__TASK INPUTS__:
● ● ● ● ● ● ●

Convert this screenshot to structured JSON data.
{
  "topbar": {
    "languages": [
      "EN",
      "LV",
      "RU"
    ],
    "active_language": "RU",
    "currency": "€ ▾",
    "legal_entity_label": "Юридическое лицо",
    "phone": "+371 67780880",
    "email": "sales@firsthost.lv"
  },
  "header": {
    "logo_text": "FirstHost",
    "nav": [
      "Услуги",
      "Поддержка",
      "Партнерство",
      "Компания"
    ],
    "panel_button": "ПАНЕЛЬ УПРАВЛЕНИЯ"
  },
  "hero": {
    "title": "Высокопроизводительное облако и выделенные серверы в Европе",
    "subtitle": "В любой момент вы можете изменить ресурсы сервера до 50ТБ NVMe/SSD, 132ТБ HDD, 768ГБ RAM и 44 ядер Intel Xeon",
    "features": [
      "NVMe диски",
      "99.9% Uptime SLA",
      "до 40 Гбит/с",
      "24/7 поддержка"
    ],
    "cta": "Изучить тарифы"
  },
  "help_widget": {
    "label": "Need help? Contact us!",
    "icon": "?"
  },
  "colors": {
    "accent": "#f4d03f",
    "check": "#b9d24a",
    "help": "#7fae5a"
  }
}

● ● ● ● ● ● ●

__WHAT TO WORK ON__:
Write out every entry above, word for word.

__RESPONSE__:
Convert this screenshot to structured JSON data.
{
  "topbar": {
    "languages": [
      "EN",
      "LV",
      "RU"
    ],
    "active_language": "RU",
    "currency": "€ ▾",
    "legal_entity_label": "Юридическое лицо",
    "phone": "+371 67780880",
    "email": "sales@firsthost.lv"
  },
  "header": {
    "logo_text": "FirstHost",
    "nav": [
      "Услуги",
      "Поддержка",
      "Партнерство",
      "Компания"
    ],
    "panel_button": "ПАНЕЛЬ УПРАВЛЕНИЯ"
  },
  "hero": {
    "title": "Высокопроизводительное облако и выделенные серверы в Европе",
    "subtitle": "В любой момент вы можете изменить ресурсы сервера до 50ТБ NVMe/SSD, 132ТБ HDD, 768ГБ RAM и 44 ядер Intel Xeon",
    "features": [
      "NVMe диски",
      "99.9% Uptime SLA",
      "до 40 Гбит/с",
      "24/7 поддержка"
    ],
    "cta": "Изучить тарифы"
  },
  "help_widget": {
    "label": "Need help? Contact us!",
    "icon": "?"
  },
  "colors": {
    "accent": "#f4d03f",
    "check": "#b9d24a",
    "help": "#7fae5a"
  }
}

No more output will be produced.